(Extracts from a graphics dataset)
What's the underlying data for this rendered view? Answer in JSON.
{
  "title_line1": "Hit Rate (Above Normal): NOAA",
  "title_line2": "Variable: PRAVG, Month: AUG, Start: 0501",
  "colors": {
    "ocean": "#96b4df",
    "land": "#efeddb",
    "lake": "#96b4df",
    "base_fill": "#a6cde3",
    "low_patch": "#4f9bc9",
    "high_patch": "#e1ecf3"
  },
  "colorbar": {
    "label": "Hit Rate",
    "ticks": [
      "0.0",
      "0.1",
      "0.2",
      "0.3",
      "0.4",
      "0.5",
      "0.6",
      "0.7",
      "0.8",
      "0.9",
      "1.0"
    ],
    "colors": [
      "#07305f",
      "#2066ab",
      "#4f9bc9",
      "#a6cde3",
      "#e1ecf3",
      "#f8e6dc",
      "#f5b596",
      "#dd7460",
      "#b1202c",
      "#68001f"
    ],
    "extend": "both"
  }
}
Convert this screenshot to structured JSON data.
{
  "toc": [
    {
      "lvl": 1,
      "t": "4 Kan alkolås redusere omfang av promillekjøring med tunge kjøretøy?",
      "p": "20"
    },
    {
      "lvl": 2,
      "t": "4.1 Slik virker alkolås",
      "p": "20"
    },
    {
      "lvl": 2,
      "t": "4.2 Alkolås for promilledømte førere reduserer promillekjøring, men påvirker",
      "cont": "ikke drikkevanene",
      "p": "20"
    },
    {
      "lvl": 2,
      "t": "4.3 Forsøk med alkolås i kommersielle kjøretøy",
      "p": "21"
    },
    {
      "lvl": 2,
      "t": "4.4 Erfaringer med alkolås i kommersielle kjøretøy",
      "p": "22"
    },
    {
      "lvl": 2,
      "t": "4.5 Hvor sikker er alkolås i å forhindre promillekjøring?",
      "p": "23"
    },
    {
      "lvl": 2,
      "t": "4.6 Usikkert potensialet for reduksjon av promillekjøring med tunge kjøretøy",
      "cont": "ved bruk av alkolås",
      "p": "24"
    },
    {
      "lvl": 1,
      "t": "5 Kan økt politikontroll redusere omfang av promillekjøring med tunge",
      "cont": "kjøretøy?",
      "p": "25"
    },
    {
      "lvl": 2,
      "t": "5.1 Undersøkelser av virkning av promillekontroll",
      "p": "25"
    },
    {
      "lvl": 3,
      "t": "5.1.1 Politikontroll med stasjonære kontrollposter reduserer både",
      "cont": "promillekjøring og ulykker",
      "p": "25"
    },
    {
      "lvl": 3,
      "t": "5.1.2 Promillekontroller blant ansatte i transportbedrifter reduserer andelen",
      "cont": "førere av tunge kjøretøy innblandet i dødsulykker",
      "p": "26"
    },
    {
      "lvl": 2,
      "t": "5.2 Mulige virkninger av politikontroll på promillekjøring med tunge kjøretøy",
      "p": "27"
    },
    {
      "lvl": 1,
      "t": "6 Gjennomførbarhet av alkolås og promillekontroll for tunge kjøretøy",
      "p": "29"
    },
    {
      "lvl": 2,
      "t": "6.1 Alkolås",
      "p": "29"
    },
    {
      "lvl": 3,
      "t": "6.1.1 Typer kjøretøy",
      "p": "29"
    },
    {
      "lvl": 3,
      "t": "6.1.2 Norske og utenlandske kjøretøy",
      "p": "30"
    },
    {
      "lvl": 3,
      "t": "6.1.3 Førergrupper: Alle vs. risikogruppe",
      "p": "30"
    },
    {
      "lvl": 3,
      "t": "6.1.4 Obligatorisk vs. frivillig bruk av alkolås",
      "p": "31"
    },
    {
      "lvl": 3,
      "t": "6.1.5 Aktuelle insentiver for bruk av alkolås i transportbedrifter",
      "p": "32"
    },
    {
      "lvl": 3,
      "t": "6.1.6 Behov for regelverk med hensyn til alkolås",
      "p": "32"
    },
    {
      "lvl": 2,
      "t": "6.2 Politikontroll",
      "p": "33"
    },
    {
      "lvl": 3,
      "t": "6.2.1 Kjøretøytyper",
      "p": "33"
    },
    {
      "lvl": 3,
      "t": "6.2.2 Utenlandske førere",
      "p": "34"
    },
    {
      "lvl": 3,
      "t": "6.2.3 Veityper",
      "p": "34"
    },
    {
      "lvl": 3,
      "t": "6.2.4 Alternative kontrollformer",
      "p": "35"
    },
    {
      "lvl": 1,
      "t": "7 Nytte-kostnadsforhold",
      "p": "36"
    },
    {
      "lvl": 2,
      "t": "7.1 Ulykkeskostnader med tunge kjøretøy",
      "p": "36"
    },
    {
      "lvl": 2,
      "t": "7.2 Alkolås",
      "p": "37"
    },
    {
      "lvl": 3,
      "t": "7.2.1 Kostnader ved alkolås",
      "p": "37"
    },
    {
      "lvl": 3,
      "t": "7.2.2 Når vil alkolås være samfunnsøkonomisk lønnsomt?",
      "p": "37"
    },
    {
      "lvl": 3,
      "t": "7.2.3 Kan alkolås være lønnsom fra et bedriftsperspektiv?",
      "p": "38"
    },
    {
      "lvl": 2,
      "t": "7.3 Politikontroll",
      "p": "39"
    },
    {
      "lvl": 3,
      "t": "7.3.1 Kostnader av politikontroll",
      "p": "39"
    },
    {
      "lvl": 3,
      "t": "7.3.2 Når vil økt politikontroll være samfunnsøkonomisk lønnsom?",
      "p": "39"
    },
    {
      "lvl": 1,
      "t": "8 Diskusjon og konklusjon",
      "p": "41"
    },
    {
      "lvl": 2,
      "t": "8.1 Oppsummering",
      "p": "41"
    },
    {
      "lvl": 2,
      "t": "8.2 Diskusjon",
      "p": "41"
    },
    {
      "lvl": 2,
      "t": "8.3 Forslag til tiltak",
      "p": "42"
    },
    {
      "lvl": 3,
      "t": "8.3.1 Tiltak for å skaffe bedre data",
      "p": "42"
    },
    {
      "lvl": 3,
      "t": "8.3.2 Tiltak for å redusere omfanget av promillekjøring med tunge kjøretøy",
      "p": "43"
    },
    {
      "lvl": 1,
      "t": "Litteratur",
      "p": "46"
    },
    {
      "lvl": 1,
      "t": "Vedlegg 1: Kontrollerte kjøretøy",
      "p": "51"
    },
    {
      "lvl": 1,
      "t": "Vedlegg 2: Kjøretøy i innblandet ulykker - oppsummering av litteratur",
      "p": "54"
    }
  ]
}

#### [WRITTEN PROBLEM]
Tally the lines holding the string "reduserer" and give only the count.

#### [TASK OUTPUT]
3